List each line holding the string "funktioner".

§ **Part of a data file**
--- Start ---
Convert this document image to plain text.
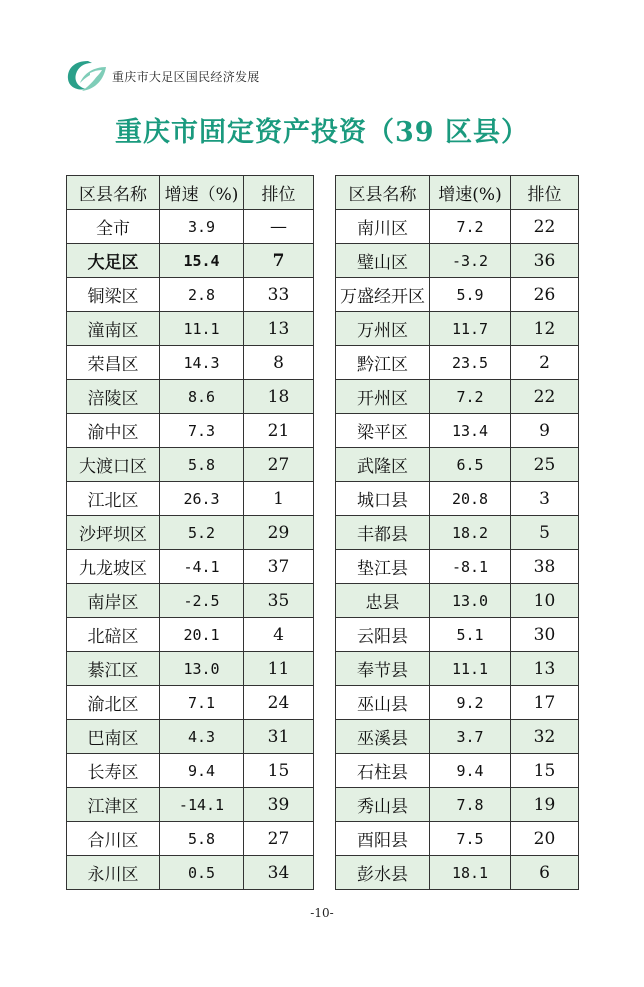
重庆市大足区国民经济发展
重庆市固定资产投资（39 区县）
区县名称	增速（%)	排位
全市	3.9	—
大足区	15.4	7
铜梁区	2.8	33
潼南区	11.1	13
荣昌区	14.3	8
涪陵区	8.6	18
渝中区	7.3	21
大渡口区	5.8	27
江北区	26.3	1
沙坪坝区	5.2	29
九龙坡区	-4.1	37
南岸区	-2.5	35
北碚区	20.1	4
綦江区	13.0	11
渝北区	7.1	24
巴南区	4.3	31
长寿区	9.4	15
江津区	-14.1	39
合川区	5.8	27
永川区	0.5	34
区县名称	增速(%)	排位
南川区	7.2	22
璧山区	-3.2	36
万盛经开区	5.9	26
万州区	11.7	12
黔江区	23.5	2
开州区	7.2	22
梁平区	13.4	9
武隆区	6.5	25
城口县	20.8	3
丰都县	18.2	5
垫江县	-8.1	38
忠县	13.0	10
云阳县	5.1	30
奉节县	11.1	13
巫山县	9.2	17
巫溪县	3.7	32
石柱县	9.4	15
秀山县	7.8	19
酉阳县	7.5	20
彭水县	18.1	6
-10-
--- End ---
--- Start ---
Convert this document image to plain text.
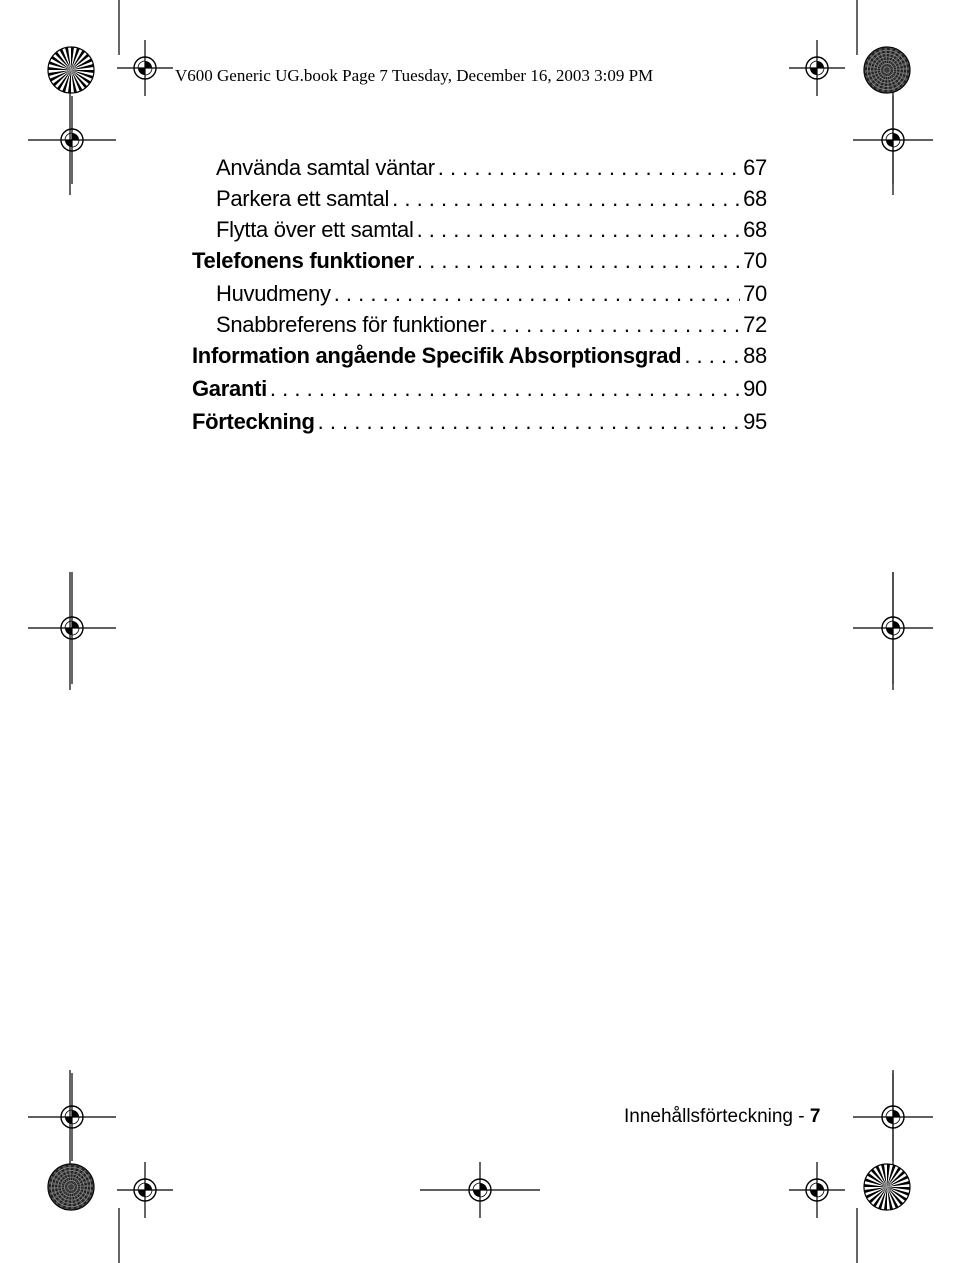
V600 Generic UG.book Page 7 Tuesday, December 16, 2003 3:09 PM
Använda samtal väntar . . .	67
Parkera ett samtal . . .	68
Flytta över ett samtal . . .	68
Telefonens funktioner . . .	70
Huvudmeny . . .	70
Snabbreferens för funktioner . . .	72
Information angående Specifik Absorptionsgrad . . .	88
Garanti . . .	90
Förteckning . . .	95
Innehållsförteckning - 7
--- End ---
§ **Written reply**
Telefonens funktioner . . .	70
Snabbreferens för funktioner . . .	72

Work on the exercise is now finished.